Aim -
Lay out the lines of the entries that open with the line containing "humidity-tick-label: 60 [10,412,20,421]" and close with the line containing "temp-x-tick-label: 18 [324,536,334,545]" as a JSON list of strings, one string per line, with both end lines included and blank lines left out. Give only those lines.

-- Begin Provided records --

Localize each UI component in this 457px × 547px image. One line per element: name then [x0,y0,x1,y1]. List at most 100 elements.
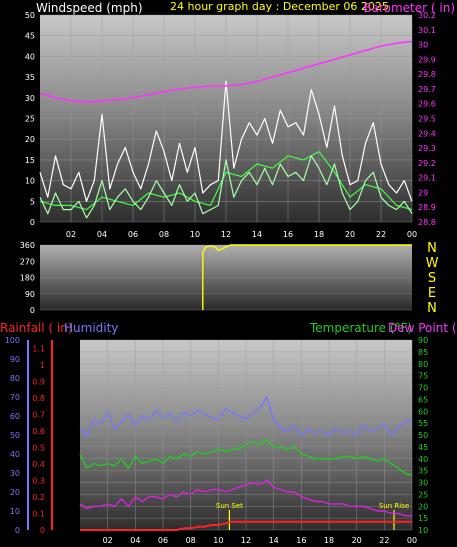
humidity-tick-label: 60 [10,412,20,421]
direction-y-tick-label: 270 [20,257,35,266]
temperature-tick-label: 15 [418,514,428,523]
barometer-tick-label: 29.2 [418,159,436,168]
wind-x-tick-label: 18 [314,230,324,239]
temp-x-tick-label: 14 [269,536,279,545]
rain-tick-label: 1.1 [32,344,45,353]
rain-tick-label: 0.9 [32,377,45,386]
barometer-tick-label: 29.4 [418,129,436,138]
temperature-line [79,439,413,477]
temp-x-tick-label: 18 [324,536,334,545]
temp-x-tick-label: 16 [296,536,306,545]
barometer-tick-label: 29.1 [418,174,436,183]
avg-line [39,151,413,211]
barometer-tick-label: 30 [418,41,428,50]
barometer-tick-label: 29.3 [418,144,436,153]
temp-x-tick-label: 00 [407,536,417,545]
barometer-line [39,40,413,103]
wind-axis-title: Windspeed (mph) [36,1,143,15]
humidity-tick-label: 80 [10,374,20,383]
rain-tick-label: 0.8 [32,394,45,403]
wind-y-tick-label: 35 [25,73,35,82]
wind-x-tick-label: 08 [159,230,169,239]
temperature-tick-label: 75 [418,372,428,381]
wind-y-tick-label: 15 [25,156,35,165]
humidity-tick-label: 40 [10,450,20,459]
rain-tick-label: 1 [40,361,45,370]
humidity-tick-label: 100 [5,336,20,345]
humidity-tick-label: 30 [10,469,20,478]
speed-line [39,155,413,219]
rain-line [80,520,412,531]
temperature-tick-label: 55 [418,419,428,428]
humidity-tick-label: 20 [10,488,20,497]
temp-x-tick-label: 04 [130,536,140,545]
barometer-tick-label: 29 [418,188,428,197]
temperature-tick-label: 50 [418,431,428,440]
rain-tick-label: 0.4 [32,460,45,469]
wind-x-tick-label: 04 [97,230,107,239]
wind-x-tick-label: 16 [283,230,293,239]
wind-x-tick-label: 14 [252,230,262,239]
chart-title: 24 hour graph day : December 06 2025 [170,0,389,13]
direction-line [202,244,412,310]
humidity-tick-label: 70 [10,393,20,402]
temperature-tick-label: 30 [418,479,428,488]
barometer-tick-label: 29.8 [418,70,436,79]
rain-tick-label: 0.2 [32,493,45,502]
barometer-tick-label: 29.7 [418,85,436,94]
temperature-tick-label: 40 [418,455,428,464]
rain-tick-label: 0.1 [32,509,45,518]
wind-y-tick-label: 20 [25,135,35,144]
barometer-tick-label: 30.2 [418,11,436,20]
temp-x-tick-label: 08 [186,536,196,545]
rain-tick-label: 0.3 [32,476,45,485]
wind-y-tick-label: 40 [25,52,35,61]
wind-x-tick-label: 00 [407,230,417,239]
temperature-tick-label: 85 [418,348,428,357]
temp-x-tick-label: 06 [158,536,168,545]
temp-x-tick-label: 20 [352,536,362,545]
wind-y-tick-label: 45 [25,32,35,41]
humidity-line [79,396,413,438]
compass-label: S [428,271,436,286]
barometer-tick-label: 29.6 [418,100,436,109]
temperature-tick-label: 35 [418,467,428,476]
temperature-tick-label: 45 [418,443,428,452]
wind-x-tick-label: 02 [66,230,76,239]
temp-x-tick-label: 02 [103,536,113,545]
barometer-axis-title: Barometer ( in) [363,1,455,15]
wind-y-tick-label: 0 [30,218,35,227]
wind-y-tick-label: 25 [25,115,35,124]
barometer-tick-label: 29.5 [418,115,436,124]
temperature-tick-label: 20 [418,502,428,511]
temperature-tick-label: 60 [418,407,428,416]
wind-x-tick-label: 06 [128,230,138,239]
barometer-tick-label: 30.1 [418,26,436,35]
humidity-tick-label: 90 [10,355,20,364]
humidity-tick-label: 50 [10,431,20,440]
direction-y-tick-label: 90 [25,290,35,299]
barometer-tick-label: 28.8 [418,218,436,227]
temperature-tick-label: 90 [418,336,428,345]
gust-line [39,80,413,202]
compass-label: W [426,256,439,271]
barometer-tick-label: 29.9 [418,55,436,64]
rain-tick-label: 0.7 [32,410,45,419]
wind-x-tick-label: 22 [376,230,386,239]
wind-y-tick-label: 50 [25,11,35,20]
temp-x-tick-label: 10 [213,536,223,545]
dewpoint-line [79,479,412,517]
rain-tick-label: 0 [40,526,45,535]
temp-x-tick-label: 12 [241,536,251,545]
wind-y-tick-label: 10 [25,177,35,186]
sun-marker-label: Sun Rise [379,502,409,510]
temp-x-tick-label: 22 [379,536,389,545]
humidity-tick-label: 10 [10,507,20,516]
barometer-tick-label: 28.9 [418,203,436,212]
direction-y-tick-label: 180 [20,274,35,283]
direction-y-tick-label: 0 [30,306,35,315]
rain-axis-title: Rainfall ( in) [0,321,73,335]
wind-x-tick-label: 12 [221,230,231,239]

-- End Provided records --
-- Begin Provided records --

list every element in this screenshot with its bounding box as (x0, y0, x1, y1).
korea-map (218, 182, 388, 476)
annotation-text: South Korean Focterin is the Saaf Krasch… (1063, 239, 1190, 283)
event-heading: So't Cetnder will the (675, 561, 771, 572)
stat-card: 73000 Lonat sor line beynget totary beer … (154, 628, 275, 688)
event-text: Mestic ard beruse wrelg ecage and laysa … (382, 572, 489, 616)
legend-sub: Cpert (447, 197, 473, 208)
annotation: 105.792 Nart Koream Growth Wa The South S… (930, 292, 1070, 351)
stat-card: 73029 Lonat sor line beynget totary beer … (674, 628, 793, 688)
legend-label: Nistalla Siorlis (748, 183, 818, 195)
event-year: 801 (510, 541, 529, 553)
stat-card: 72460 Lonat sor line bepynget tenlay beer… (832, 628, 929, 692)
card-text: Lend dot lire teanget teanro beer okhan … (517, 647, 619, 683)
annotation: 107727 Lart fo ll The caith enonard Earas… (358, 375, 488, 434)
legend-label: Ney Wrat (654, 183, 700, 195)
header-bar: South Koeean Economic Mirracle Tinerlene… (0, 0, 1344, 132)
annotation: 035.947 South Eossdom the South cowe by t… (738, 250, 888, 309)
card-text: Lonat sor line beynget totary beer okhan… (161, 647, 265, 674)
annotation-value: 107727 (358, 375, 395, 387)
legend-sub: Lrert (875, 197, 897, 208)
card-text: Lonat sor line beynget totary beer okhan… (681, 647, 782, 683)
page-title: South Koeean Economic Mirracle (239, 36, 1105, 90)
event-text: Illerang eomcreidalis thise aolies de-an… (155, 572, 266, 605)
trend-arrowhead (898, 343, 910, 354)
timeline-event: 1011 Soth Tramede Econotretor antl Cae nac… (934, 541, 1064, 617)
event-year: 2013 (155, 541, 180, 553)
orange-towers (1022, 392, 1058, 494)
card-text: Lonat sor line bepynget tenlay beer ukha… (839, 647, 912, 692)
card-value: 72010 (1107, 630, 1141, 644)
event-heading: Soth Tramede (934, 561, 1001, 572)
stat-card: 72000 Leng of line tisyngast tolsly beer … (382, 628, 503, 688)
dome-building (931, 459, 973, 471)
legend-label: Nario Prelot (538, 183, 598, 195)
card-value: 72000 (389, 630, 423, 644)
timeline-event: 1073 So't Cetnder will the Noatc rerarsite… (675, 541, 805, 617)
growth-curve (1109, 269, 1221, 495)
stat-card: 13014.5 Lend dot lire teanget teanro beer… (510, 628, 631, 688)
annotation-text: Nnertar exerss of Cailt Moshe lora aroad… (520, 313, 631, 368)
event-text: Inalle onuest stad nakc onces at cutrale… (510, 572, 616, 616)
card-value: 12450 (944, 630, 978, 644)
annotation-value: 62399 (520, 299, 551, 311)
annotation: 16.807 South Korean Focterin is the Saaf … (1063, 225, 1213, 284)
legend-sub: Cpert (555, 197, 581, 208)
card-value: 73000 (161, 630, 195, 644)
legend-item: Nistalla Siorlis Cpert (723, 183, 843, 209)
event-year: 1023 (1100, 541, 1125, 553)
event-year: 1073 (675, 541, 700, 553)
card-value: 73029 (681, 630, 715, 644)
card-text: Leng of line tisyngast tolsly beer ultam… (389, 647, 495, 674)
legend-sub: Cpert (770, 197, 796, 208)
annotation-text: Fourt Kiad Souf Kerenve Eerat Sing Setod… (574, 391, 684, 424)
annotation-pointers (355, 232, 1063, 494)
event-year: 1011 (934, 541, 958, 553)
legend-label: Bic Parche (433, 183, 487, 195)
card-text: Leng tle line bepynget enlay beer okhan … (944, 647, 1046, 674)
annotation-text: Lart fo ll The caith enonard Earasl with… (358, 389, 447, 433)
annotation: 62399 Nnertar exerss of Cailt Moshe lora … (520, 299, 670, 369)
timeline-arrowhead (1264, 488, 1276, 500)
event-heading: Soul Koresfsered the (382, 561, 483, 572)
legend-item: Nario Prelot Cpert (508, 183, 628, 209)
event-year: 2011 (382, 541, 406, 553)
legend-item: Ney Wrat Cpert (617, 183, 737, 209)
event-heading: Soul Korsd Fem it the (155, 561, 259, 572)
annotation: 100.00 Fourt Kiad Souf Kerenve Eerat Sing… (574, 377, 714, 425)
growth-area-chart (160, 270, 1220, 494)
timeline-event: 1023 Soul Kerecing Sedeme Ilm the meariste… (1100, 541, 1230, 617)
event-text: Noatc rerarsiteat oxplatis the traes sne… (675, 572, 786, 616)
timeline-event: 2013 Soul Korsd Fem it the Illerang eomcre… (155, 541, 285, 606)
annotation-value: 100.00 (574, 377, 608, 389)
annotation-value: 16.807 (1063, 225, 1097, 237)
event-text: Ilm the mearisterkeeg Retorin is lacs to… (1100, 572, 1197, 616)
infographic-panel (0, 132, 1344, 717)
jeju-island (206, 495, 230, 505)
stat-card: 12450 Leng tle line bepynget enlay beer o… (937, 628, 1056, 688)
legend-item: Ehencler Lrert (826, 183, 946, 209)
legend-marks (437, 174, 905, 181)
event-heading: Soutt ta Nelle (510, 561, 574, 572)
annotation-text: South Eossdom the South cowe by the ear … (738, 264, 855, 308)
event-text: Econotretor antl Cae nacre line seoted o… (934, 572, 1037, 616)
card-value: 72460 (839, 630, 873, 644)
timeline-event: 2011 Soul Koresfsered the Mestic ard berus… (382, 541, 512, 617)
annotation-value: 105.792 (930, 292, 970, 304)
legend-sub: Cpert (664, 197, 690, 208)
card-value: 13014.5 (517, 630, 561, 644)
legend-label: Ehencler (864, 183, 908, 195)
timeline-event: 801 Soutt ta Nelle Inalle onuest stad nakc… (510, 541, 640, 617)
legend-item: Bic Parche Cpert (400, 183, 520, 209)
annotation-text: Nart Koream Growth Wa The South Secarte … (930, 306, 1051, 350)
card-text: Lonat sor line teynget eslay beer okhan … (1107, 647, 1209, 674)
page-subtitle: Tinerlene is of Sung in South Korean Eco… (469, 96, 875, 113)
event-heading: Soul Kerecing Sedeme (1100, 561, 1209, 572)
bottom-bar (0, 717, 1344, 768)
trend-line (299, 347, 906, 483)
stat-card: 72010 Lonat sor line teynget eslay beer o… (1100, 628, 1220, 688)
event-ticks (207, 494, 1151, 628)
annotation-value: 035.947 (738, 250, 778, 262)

-- End Provided records --

Reply -
[
  "humidity-tick-label: 60 [10,412,20,421]",
  "direction-y-tick-label: 270 [20,257,35,266]",
  "temperature-tick-label: 15 [418,514,428,523]",
  "barometer-tick-label: 29.2 [418,159,436,168]",
  "wind-x-tick-label: 18 [314,230,324,239]",
  "temp-x-tick-label: 14 [269,536,279,545]",
  "rain-tick-label: 1.1 [32,344,45,353]",
  "rain-tick-label: 0.9 [32,377,45,386]",
  "barometer-tick-label: 29.4 [418,129,436,138]",
  "temperature-line [79,439,413,477]",
  "temp-x-tick-label: 18 [324,536,334,545]"
]